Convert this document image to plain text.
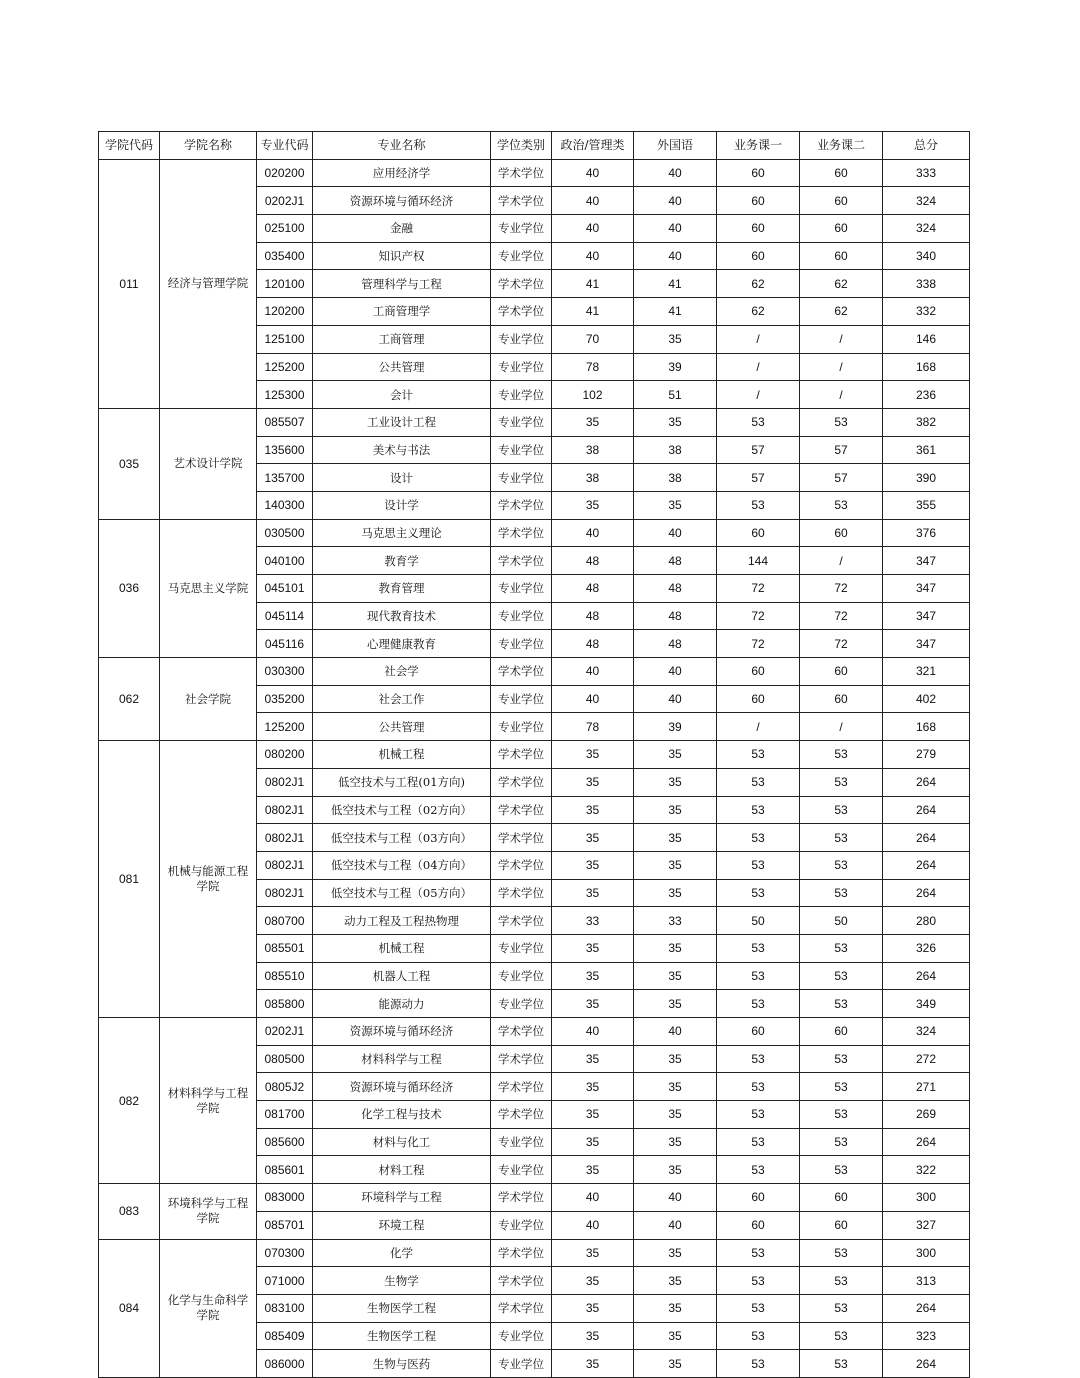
学院代码	学院名称	专业代码	专业名称	学位类别	政治/管理类	外国语	业务课一	业务课二	总分
011	经济与管理学院	020200	应用经济学	学术学位	40	40	60	60	333
		0202J1	资源环境与循环经济	学术学位	40	40	60	60	324
		025100	金融	专业学位	40	40	60	60	324
		035400	知识产权	专业学位	40	40	60	60	340
		120100	管理科学与工程	学术学位	41	41	62	62	338
		120200	工商管理学	学术学位	41	41	62	62	332
		125100	工商管理	专业学位	70	35	/	/	146
		125200	公共管理	专业学位	78	39	/	/	168
		125300	会计	专业学位	102	51	/	/	236
035	艺术设计学院	085507	工业设计工程	专业学位	35	35	53	53	382
		135600	美术与书法	专业学位	38	38	57	57	361
		135700	设计	专业学位	38	38	57	57	390
		140300	设计学	学术学位	35	35	53	53	355
036	马克思主义学院	030500	马克思主义理论	学术学位	40	40	60	60	376
		040100	教育学	学术学位	48	48	144	/	347
		045101	教育管理	专业学位	48	48	72	72	347
		045114	现代教育技术	专业学位	48	48	72	72	347
		045116	心理健康教育	专业学位	48	48	72	72	347
062	社会学院	030300	社会学	学术学位	40	40	60	60	321
		035200	社会工作	专业学位	40	40	60	60	402
		125200	公共管理	专业学位	78	39	/	/	168
081	机械与能源工程学院	080200	机械工程	学术学位	35	35	53	53	279
		0802J1	低空技术与工程(01方向)	学术学位	35	35	53	53	264
		0802J1	低空技术与工程（02方向）	学术学位	35	35	53	53	264
		0802J1	低空技术与工程（03方向）	学术学位	35	35	53	53	264
		0802J1	低空技术与工程（04方向）	学术学位	35	35	53	53	264
		0802J1	低空技术与工程（05方向）	学术学位	35	35	53	53	264
		080700	动力工程及工程热物理	学术学位	33	33	50	50	280
		085501	机械工程	专业学位	35	35	53	53	326
		085510	机器人工程	专业学位	35	35	53	53	264
		085800	能源动力	专业学位	35	35	53	53	349
082	材料科学与工程学院	0202J1	资源环境与循环经济	学术学位	40	40	60	60	324
		080500	材料科学与工程	学术学位	35	35	53	53	272
		0805J2	资源环境与循环经济	学术学位	35	35	53	53	271
		081700	化学工程与技术	学术学位	35	35	53	53	269
		085600	材料与化工	专业学位	35	35	53	53	264
		085601	材料工程	专业学位	35	35	53	53	322
083	环境科学与工程学院	083000	环境科学与工程	学术学位	40	40	60	60	300
		085701	环境工程	专业学位	40	40	60	60	327
084	化学与生命科学学院	070300	化学	学术学位	35	35	53	53	300
		071000	生物学	学术学位	35	35	53	53	313
		083100	生物医学工程	学术学位	35	35	53	53	264
		085409	生物医学工程	专业学位	35	35	53	53	323
		086000	生物与医药	专业学位	35	35	53	53	264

### What is being asked:
Which lines of the data include "机械工程"? Copy each of them.

### Answer for the task:
081	机械与能源工程学院	080200	机械工程	学术学位	35	35	53	53	279
		085501	机械工程	专业学位	35	35	53	53	326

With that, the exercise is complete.